» WHAT THIS TASK INVOLVES
Can you output the material exactly as written, minus any pictures it holds?

Saved entries:
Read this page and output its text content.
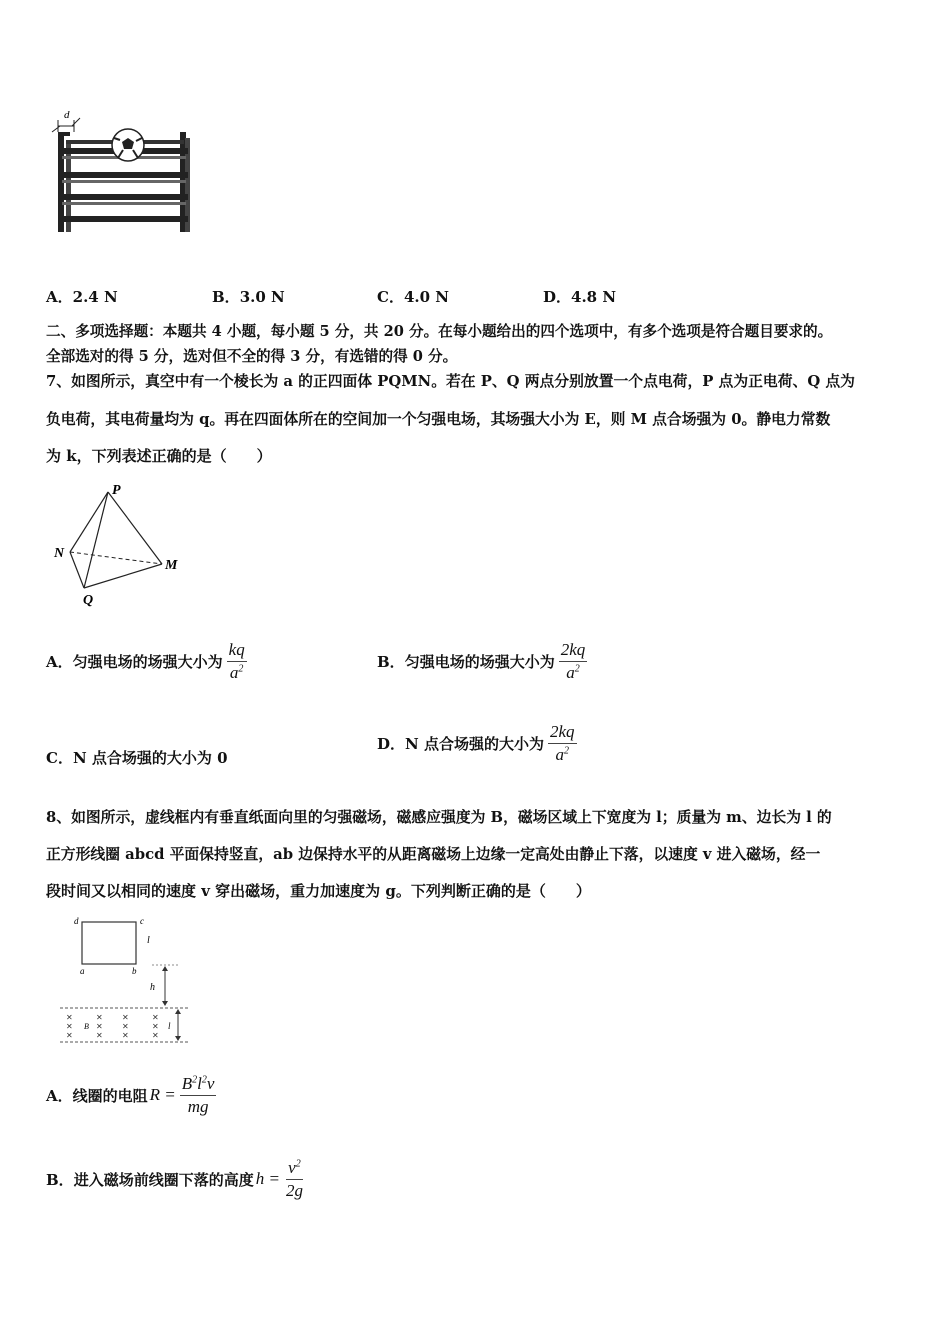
d
A．2.4 N	B．3.0 N	C．4.0 N	D．4.8 N
二、多项选择题：本题共 4 小题，每小题 5 分，共 20 分。在每小题给出的四个选项中，有多个选项是符合题目要求的。
全部选对的得 5 分，选对但不全的得 3 分，有选错的得 0 分。
7、如图所示，真空中有一个棱长为 a 的正四面体 PQMN。若在 P、Q 两点分别放置一个点电荷，P 点为正电荷、Q 点为
负电荷，其电荷量均为 q。再在四面体所在的空间加一个匀强电场，其场强大小为 E，则 M 点合场强为 0。静电力常数
为 k，下列表述正确的是（　　）
P
N
M
Q
A． 匀强电场的场强大小为 $\frac{kq}{a^2}$	B． 匀强电场的场强大小为 $\frac{2kq}{a^2}$
C．N 点合场强的大小为 0
D． N 点合场强的大小为 $\frac{2kq}{a^2}$
8、如图所示，虚线框内有垂直纸面向里的匀强磁场，磁感应强度为 B，磁场区域上下宽度为 l；质量为 m、边长为 l 的
正方形线圈 abcd 平面保持竖直，ab 边保持水平的从距离磁场上边缘一定高处由静止下落，以速度 v 进入磁场，经一
段时间又以相同的速度 v 穿出磁场，重力加速度为 g。下列判断正确的是（　　）
d	c
a	b
l
h
✕	✕ ✕	✕
✕	✕ ✕	✕
✕	✕ ✕	✕
B	l
A． 线圈的电阻 $R = \frac{B^2l^2v}{mg}$
B． 进入磁场前线圈下落的高度 $h = \frac{v^2}{2g}$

» EXERCISE RESULT
Read this page and output its text content.
d
A．2.4 N	B．3.0 N	C．4.0 N	D．4.8 N
二、多项选择题：本题共 4 小题，每小题 5 分，共 20 分。在每小题给出的四个选项中，有多个选项是符合题目要求的。
全部选对的得 5 分，选对但不全的得 3 分，有选错的得 0 分。
7、如图所示，真空中有一个棱长为 a 的正四面体 PQMN。若在 P、Q 两点分别放置一个点电荷，P 点为正电荷、Q 点为
负电荷，其电荷量均为 q。再在四面体所在的空间加一个匀强电场，其场强大小为 E，则 M 点合场强为 0。静电力常数
为 k，下列表述正确的是（　　）
P
N
M
Q
A． 匀强电场的场强大小为 $\frac{kq}{a^2}$	B． 匀强电场的场强大小为 $\frac{2kq}{a^2}$
C．N 点合场强的大小为 0
D． N 点合场强的大小为 $\frac{2kq}{a^2}$
8、如图所示，虚线框内有垂直纸面向里的匀强磁场，磁感应强度为 B，磁场区域上下宽度为 l；质量为 m、边长为 l 的
正方形线圈 abcd 平面保持竖直，ab 边保持水平的从距离磁场上边缘一定高处由静止下落，以速度 v 进入磁场，经一
段时间又以相同的速度 v 穿出磁场，重力加速度为 g。下列判断正确的是（　　）
d	c
a	b
l
h
✕	✕ ✕	✕
✕	✕ ✕	✕
✕	✕ ✕	✕
B	l
A． 线圈的电阻 $R = \frac{B^2l^2v}{mg}$
B． 进入磁场前线圈下落的高度 $h = \frac{v^2}{2g}$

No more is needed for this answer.